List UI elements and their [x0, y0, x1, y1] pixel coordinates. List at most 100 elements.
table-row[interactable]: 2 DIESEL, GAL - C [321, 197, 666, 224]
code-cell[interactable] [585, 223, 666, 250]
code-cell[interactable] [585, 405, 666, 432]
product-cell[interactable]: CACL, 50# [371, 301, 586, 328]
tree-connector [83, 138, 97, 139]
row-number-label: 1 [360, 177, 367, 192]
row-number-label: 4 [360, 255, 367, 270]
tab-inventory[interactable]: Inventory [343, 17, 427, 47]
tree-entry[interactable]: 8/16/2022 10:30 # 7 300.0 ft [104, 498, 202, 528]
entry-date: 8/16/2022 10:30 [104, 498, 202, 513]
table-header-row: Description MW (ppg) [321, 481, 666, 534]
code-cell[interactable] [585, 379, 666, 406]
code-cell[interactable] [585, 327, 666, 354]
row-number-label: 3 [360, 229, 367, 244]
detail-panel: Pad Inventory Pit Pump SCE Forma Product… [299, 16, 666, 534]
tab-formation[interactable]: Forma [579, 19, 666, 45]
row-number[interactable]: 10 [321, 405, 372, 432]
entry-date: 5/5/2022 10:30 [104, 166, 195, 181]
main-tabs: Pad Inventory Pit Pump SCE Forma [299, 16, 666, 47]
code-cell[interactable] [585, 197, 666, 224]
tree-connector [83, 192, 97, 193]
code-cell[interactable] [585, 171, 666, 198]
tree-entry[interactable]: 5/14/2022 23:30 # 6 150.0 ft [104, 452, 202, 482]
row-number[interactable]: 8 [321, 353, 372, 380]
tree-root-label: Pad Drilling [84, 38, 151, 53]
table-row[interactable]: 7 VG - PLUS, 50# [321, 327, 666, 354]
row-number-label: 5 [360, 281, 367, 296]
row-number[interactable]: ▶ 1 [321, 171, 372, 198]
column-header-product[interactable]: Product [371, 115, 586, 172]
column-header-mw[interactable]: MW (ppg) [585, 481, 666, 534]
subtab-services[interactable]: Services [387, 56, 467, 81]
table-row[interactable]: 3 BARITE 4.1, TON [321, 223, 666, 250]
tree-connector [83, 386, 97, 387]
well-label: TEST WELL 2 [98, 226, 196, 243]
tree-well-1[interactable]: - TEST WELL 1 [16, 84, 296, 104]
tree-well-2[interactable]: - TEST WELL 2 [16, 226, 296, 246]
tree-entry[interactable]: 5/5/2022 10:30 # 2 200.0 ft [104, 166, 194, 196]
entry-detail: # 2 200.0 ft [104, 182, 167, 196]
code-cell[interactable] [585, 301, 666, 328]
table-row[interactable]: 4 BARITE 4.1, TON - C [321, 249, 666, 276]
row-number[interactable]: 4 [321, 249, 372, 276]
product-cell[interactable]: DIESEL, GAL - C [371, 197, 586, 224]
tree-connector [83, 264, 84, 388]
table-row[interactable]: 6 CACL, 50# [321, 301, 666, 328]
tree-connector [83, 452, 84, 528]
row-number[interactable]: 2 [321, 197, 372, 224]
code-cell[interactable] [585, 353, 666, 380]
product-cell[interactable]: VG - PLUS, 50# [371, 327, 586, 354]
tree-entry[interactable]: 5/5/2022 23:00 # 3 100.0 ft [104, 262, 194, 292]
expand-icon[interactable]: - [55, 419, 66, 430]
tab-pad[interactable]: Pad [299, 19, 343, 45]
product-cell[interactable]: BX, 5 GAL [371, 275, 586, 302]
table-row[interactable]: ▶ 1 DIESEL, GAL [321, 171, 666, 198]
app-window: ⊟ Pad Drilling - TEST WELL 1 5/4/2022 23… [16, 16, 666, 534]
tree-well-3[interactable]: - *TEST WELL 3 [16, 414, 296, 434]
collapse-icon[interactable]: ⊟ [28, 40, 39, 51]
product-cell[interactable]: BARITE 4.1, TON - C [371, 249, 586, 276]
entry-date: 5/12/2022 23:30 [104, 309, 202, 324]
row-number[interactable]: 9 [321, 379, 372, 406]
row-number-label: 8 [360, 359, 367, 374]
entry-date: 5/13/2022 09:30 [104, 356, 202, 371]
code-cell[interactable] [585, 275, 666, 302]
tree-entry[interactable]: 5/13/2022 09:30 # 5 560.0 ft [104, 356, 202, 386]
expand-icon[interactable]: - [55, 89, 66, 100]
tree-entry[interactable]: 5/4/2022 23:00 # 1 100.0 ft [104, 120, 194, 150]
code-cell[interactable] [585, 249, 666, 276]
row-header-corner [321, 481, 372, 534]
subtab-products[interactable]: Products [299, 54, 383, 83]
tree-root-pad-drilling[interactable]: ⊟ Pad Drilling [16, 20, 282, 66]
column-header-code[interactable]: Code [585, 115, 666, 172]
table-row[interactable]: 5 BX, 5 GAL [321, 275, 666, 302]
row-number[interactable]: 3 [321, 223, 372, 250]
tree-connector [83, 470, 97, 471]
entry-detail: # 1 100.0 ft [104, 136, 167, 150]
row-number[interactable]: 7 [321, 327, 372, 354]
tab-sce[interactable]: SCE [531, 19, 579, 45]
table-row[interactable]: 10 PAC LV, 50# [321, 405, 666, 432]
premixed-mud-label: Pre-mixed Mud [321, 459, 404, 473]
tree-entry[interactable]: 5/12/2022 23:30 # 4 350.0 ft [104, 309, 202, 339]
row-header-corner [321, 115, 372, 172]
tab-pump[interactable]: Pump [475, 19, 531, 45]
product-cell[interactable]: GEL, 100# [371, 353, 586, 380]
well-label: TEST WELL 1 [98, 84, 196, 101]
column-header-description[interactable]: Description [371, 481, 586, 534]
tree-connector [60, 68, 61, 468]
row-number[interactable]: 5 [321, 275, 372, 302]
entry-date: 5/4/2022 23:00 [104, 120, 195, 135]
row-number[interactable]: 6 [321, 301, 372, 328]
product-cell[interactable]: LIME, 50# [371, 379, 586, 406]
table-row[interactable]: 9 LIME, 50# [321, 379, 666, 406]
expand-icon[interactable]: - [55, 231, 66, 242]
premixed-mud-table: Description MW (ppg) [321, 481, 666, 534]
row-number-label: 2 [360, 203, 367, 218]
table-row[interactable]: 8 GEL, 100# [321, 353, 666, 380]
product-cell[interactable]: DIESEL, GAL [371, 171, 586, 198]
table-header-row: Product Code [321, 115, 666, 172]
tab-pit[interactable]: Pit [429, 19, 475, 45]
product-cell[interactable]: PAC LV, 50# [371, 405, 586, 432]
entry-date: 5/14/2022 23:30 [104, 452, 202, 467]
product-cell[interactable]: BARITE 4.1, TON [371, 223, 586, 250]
══════
Could you copy out every line of the listing above word for word, with no changes?

List UI elements and their [x0, y0, x1, y1] pixel coordinates. List at most 100 elements.
table-row[interactable]: 2 DIESEL, GAL - C [321, 197, 666, 224]
code-cell[interactable] [585, 223, 666, 250]
code-cell[interactable] [585, 405, 666, 432]
product-cell[interactable]: CACL, 50# [371, 301, 586, 328]
tree-connector [83, 138, 97, 139]
row-number-label: 1 [360, 177, 367, 192]
row-number-label: 4 [360, 255, 367, 270]
tab-inventory[interactable]: Inventory [343, 17, 427, 47]
tree-entry[interactable]: 8/16/2022 10:30 # 7 300.0 ft [104, 498, 202, 528]
entry-date: 8/16/2022 10:30 [104, 498, 202, 513]
table-header-row: Description MW (ppg) [321, 481, 666, 534]
code-cell[interactable] [585, 379, 666, 406]
code-cell[interactable] [585, 327, 666, 354]
row-number-label: 3 [360, 229, 367, 244]
detail-panel: Pad Inventory Pit Pump SCE Forma Product… [299, 16, 666, 534]
tab-formation[interactable]: Forma [579, 19, 666, 45]
row-number[interactable]: 10 [321, 405, 372, 432]
entry-date: 5/5/2022 10:30 [104, 166, 195, 181]
main-tabs: Pad Inventory Pit Pump SCE Forma [299, 16, 666, 47]
code-cell[interactable] [585, 197, 666, 224]
tree-connector [83, 192, 97, 193]
code-cell[interactable] [585, 171, 666, 198]
tree-entry[interactable]: 5/14/2022 23:30 # 6 150.0 ft [104, 452, 202, 482]
row-number[interactable]: 8 [321, 353, 372, 380]
tree-root-label: Pad Drilling [84, 38, 151, 53]
table-row[interactable]: 7 VG - PLUS, 50# [321, 327, 666, 354]
row-number-label: 5 [360, 281, 367, 296]
row-number[interactable]: ▶ 1 [321, 171, 372, 198]
column-header-product[interactable]: Product [371, 115, 586, 172]
column-header-mw[interactable]: MW (ppg) [585, 481, 666, 534]
subtab-services[interactable]: Services [387, 56, 467, 81]
table-row[interactable]: 3 BARITE 4.1, TON [321, 223, 666, 250]
tree-connector [83, 386, 97, 387]
well-label: TEST WELL 2 [98, 226, 196, 243]
tree-well-1[interactable]: - TEST WELL 1 [16, 84, 296, 104]
tree-well-2[interactable]: - TEST WELL 2 [16, 226, 296, 246]
tree-entry[interactable]: 5/5/2022 10:30 # 2 200.0 ft [104, 166, 194, 196]
entry-detail: # 2 200.0 ft [104, 182, 167, 196]
code-cell[interactable] [585, 301, 666, 328]
table-row[interactable]: 4 BARITE 4.1, TON - C [321, 249, 666, 276]
row-number[interactable]: 4 [321, 249, 372, 276]
product-cell[interactable]: DIESEL, GAL - C [371, 197, 586, 224]
tree-connector [83, 264, 84, 388]
table-row[interactable]: 6 CACL, 50# [321, 301, 666, 328]
tree-connector [83, 452, 84, 528]
row-number[interactable]: 2 [321, 197, 372, 224]
code-cell[interactable] [585, 353, 666, 380]
product-cell[interactable]: VG - PLUS, 50# [371, 327, 586, 354]
tree-entry[interactable]: 5/5/2022 23:00 # 3 100.0 ft [104, 262, 194, 292]
expand-icon[interactable]: - [55, 419, 66, 430]
tab-pad[interactable]: Pad [299, 19, 343, 45]
product-cell[interactable]: BX, 5 GAL [371, 275, 586, 302]
table-row[interactable]: ▶ 1 DIESEL, GAL [321, 171, 666, 198]
app-window: ⊟ Pad Drilling - TEST WELL 1 5/4/2022 23… [16, 16, 666, 534]
tree-well-3[interactable]: - *TEST WELL 3 [16, 414, 296, 434]
collapse-icon[interactable]: ⊟ [28, 40, 39, 51]
product-cell[interactable]: BARITE 4.1, TON - C [371, 249, 586, 276]
entry-date: 5/12/2022 23:30 [104, 309, 202, 324]
row-number[interactable]: 9 [321, 379, 372, 406]
row-number-label: 8 [360, 359, 367, 374]
entry-date: 5/13/2022 09:30 [104, 356, 202, 371]
code-cell[interactable] [585, 275, 666, 302]
tree-entry[interactable]: 5/13/2022 09:30 # 5 560.0 ft [104, 356, 202, 386]
expand-icon[interactable]: - [55, 89, 66, 100]
tree-entry[interactable]: 5/4/2022 23:00 # 1 100.0 ft [104, 120, 194, 150]
code-cell[interactable] [585, 249, 666, 276]
row-header-corner [321, 481, 372, 534]
subtab-products[interactable]: Products [299, 54, 383, 83]
tree-root-pad-drilling[interactable]: ⊟ Pad Drilling [16, 20, 282, 66]
column-header-code[interactable]: Code [585, 115, 666, 172]
table-row[interactable]: 5 BX, 5 GAL [321, 275, 666, 302]
row-number[interactable]: 3 [321, 223, 372, 250]
tree-connector [83, 470, 97, 471]
entry-detail: # 1 100.0 ft [104, 136, 167, 150]
row-number[interactable]: 7 [321, 327, 372, 354]
tab-sce[interactable]: SCE [531, 19, 579, 45]
table-row[interactable]: 10 PAC LV, 50# [321, 405, 666, 432]
premixed-mud-label: Pre-mixed Mud [321, 459, 404, 473]
tree-entry[interactable]: 5/12/2022 23:30 # 4 350.0 ft [104, 309, 202, 339]
row-header-corner [321, 115, 372, 172]
tab-pump[interactable]: Pump [475, 19, 531, 45]
product-cell[interactable]: GEL, 100# [371, 353, 586, 380]
well-label: TEST WELL 1 [98, 84, 196, 101]
column-header-description[interactable]: Description [371, 481, 586, 534]
tree-connector [60, 68, 61, 468]
row-number[interactable]: 5 [321, 275, 372, 302]
entry-date: 5/4/2022 23:00 [104, 120, 195, 135]
row-number[interactable]: 6 [321, 301, 372, 328]
product-cell[interactable]: LIME, 50# [371, 379, 586, 406]
table-row[interactable]: 9 LIME, 50# [321, 379, 666, 406]
expand-icon[interactable]: - [55, 231, 66, 242]
premixed-mud-table: Description MW (ppg) [321, 481, 666, 534]
row-number-label: 2 [360, 203, 367, 218]
table-row[interactable]: 8 GEL, 100# [321, 353, 666, 380]
product-cell[interactable]: DIESEL, GAL [371, 171, 586, 198]
table-header-row: Product Code [321, 115, 666, 172]
tab-pit[interactable]: Pit [429, 19, 475, 45]
product-cell[interactable]: PAC LV, 50# [371, 405, 586, 432]
entry-date: 5/14/2022 23:30 [104, 452, 202, 467]
product-cell[interactable]: BARITE 4.1, TON [371, 223, 586, 250]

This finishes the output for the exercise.